▸ THE TASK: Format all the lines below as a JSON list of strings, with one string per line and blank lines left out.
# # # # # # #
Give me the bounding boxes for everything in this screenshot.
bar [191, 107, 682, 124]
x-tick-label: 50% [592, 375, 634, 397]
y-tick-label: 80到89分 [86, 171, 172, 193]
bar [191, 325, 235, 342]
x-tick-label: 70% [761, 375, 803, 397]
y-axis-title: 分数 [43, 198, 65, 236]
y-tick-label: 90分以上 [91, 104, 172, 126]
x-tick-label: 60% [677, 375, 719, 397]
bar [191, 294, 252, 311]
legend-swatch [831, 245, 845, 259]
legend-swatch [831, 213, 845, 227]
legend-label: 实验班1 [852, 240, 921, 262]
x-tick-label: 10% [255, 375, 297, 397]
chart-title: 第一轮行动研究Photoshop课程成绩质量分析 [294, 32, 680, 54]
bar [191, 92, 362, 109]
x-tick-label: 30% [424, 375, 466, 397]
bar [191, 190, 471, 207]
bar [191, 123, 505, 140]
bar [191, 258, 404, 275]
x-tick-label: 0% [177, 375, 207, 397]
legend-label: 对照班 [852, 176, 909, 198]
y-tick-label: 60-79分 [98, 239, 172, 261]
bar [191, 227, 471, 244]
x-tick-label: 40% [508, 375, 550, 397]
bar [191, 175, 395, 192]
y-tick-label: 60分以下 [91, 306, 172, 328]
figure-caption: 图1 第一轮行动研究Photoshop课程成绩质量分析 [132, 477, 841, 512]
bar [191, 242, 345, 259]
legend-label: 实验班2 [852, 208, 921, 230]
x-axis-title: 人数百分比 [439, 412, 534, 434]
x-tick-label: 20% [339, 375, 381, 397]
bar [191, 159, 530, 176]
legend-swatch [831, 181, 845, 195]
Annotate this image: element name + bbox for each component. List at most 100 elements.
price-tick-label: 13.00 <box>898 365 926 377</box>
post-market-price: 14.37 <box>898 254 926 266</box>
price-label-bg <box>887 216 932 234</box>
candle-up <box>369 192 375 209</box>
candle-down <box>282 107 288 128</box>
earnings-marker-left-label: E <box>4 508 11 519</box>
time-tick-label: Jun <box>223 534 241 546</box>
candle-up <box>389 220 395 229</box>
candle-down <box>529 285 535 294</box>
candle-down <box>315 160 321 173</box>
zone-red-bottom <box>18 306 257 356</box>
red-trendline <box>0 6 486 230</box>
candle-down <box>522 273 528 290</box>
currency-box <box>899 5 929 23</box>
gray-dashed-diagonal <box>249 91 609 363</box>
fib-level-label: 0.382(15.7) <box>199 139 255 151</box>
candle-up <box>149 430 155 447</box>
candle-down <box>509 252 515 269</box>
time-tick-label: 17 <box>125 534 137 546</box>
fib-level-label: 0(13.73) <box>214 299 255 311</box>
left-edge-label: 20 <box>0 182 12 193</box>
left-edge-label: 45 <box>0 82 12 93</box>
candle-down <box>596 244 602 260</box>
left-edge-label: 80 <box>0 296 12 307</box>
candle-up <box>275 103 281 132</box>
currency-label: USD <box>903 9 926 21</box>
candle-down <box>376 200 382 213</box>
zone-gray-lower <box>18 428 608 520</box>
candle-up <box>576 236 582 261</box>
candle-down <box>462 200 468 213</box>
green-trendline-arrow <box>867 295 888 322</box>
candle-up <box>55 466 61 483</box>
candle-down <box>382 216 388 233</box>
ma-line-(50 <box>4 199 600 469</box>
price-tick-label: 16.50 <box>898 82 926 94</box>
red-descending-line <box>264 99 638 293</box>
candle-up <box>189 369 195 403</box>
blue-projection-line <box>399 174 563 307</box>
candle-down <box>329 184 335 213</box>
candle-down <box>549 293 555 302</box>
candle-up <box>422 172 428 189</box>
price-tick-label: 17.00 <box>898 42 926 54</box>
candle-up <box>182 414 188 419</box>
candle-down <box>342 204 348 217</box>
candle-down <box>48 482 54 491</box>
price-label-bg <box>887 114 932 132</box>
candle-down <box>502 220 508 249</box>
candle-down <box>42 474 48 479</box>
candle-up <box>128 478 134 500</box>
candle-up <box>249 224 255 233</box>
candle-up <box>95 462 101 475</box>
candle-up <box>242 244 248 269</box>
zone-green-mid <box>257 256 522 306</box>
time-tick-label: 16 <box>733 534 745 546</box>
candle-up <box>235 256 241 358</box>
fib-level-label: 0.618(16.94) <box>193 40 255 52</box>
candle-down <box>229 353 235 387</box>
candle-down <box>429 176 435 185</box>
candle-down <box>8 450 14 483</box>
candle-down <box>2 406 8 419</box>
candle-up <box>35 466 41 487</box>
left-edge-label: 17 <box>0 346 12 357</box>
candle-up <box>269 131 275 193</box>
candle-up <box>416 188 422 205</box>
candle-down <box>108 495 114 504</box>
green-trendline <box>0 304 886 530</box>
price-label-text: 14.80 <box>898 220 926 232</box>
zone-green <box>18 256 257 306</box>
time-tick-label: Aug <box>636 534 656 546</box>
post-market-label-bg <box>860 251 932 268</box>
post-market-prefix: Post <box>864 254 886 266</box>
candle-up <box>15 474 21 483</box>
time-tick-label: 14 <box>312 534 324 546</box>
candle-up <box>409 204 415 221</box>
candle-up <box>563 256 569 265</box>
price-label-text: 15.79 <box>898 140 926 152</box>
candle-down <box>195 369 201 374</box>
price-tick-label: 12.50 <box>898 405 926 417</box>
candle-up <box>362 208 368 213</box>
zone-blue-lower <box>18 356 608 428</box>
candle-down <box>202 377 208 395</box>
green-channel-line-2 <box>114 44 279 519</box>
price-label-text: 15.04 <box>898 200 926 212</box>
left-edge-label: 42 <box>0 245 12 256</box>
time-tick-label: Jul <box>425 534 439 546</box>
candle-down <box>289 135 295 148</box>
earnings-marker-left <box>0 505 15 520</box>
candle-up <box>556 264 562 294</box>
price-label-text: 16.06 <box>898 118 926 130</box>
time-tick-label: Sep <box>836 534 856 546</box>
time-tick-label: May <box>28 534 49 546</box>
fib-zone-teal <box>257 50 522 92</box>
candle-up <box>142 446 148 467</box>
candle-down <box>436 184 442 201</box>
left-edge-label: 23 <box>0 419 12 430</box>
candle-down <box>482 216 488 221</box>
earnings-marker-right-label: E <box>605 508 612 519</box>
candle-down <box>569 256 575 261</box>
# # # # # # #
▸ CORRECT OUTPUT:
[
  "Give me the bounding boxes for everything in this screenshot.",
  "bar [191, 107, 682, 124]",
  "x-tick-label: 50% [592, 375, 634, 397]",
  "y-tick-label: 80到89分 [86, 171, 172, 193]",
  "bar [191, 325, 235, 342]",
  "x-tick-label: 70% [761, 375, 803, 397]",
  "y-axis-title: 分数 [43, 198, 65, 236]",
  "y-tick-label: 90分以上 [91, 104, 172, 126]",
  "x-tick-label: 60% [677, 375, 719, 397]",
  "bar [191, 294, 252, 311]",
  "legend-swatch [831, 245, 845, 259]",
  "legend-swatch [831, 213, 845, 227]",
  "legend-label: 实验班1 [852, 240, 921, 262]",
  "x-tick-label: 10% [255, 375, 297, 397]",
  "chart-title: 第一轮行动研究Photoshop课程成绩质量分析 [294, 32, 680, 54]",
  "bar [191, 92, 362, 109]",
  "x-tick-label: 30% [424, 375, 466, 397]",
  "bar [191, 190, 471, 207]",
  "bar [191, 123, 505, 140]",
  "bar [191, 258, 404, 275]",
  "x-tick-label: 0% [177, 375, 207, 397]",
  "legend-label: 对照班 [852, 176, 909, 198]",
  "y-tick-label: 60-79分 [98, 239, 172, 261]",
  "bar [191, 227, 471, 244]",
  "x-tick-label: 40% [508, 375, 550, 397]",
  "bar [191, 175, 395, 192]",
  "y-tick-label: 60分以下 [91, 306, 172, 328]",
  "figure-caption: 图1 第一轮行动研究Photoshop课程成绩质量分析 [132, 477, 841, 512]",
  "bar [191, 242, 345, 259]",
  "legend-label: 实验班2 [852, 208, 921, 230]",
  "x-axis-title: 人数百分比 [439, 412, 534, 434]",
  "x-tick-label: 20% [339, 375, 381, 397]",
  "bar [191, 159, 530, 176]",
  "legend-swatch [831, 181, 845, 195]",
  "Annotate this image: element name + bbox for each component. List at most 100 elements.",
  "price-tick-label: 13.00 <box>898 365 926 377</box>",
  "post-market-price: 14.37 <box>898 254 926 266</box>",
  "price-label-bg <box>887 216 932 234</box>",
  "candle-up <box>369 192 375 209</box>",
  "candle-down <box>282 107 288 128</box>",
  "earnings-marker-left-label: E <box>4 508 11 519</box>",
  "time-tick-label: Jun <box>223 534 241 546</box>",
  "candle-up <box>389 220 395 229</box>",
  "candle-down <box>529 285 535 294</box>",
  "candle-down <box>315 160 321 173</box>",
  "zone-red-bottom <box>18 306 257 356</box>",
  "red-trendline <box>0 6 486 230</box>",
  "candle-down <box>522 273 528 290</box>",
  "currency-box <box>899 5 929 23</box>",
  "gray-dashed-diagonal <box>249 91 609 363</box>",
  "fib-level-label: 0.382(15.7) <box>199 139 255 151</box>",
  "candle-up <box>149 430 155 447</box>",
  "candle-down <box>509 252 515 269</box>",
  "time-tick-label: 17 <box>125 534 137 546</box>",
  "fib-level-label: 0(13.73) <box>214 299 255 311</box>",
  "left-edge-label: 20 <box>0 182 12 193</box>",
  "left-edge-label: 45 <box>0 82 12 93</box>",
  "candle-down <box>596 244 602 260</box>",
  "left-edge-label: 80 <box>0 296 12 307</box>",
  "candle-up <box>275 103 281 132</box>",
  "currency-label: USD <box>903 9 926 21</box>",
  "candle-down <box>376 200 382 213</box>",
  "zone-gray-lower <box>18 428 608 520</box>",
  "candle-up <box>576 236 582 261</box>",
  "candle-down <box>462 200 468 213</box>",
  "green-trendline-arrow <box>867 295 888 322</box>",
  "candle-up <box>55 466 61 483</box>",
  "candle-down <box>382 216 388 233</box>",
  "ma-line-(50 <box>4 199 600 469</box>",
  "price-tick-label: 16.50 <box>898 82 926 94</box>",
  "red-descending-line <box>264 99 638 293</box>",
  "candle-up <box>189 369 195 403</box>",
  "blue-projection-line <box>399 174 563 307</box>",
  "candle-down <box>329 184 335 213</box>",
  "candle-down <box>549 293 555 302</box>",
  "candle-up <box>422 172 428 189</box>",
  "price-tick-label: 17.00 <box>898 42 926 54</box>",
  "candle-up <box>182 414 188 419</box>",
  "candle-down <box>342 204 348 217</box>",
  "candle-down <box>48 482 54 491</box>",
  "price-label-bg <box>887 114 932 132</box>",
  "candle-down <box>502 220 508 249</box>",
  "candle-down <box>42 474 48 479</box>",
  "candle-up <box>128 478 134 500</box>",
  "candle-up <box>249 224 255 233</box>",
  "candle-up <box>95 462 101 475</box>",
  "candle-up <box>242 244 248 269</box>",
  "zone-green-mid <box>257 256 522 306</box>",
  "time-tick-label: 16 <box>733 534 745 546</box>",
  "candle-up <box>235 256 241 358</box>",
  "fib-level-label: 0.618(16.94) <box>193 40 255 52</box>",
  "candle-down <box>229 353 235 387</box>",
  "candle-down <box>429 176 435 185</box>",
  "candle-down <box>8 450 14 483</box>",
  "candle-down <box>2 406 8 419</box>",
  "candle-up <box>35 466 41 487</box>",
  "left-edge-label: 17 <box>0 346 12 357</box>",
  "candle-up <box>269 131 275 193</box>",
  "candle-up <box>416 188 422 205</box>",
  "candle-down <box>108 495 114 504</box>",
  "green-trendline <box>0 304 886 530</box>",
  "price-label-text: 14.80 <box>898 220 926 232</box>",
  "zone-green <box>18 256 257 306</box>",
  "time-tick-label: Aug <box>636 534 656 546</box>",
  "post-market-label-bg <box>860 251 932 268</box>",
  "post-market-prefix: Post <box>864 254 886 266</box>",
  "candle-up <box>15 474 21 483</box>",
  "time-tick-label: 14 <box>312 534 324 546</box>",
  "candle-up <box>409 204 415 221</box>",
  "candle-up <box>563 256 569 265</box>",
  "price-label-text: 15.79 <box>898 140 926 152</box>",
  "candle-down <box>195 369 201 374</box>",
  "price-tick-label: 12.50 <box>898 405 926 417</box>",
  "candle-up <box>362 208 368 213</box>",
  "zone-blue-lower <box>18 356 608 428</box>",
  "candle-down <box>202 377 208 395</box>",
  "green-channel-line-2 <box>114 44 279 519</box>",
  "price-label-text: 15.04 <box>898 200 926 212</box>",
  "left-edge-label: 42 <box>0 245 12 256</box>",
  "time-tick-label: Jul <box>425 534 439 546</box>",
  "candle-down <box>289 135 295 148</box>",
  "earnings-marker-left <box>0 505 15 520</box>",
  "candle-up <box>556 264 562 294</box>",
  "price-label-text: 16.06 <box>898 118 926 130</box>",
  "time-tick-label: Sep <box>836 534 856 546</box>",
  "time-tick-label: May <box>28 534 49 546</box>",
  "fib-zone-teal <box>257 50 522 92</box>",
  "candle-up <box>142 446 148 467</box>",
  "candle-down <box>436 184 442 201</box>",
  "left-edge-label: 23 <box>0 419 12 430</box>",
  "candle-down <box>482 216 488 221</box>",
  "earnings-marker-right-label: E <box>605 508 612 519</box>",
  "candle-down <box>569 256 575 261</box>"
]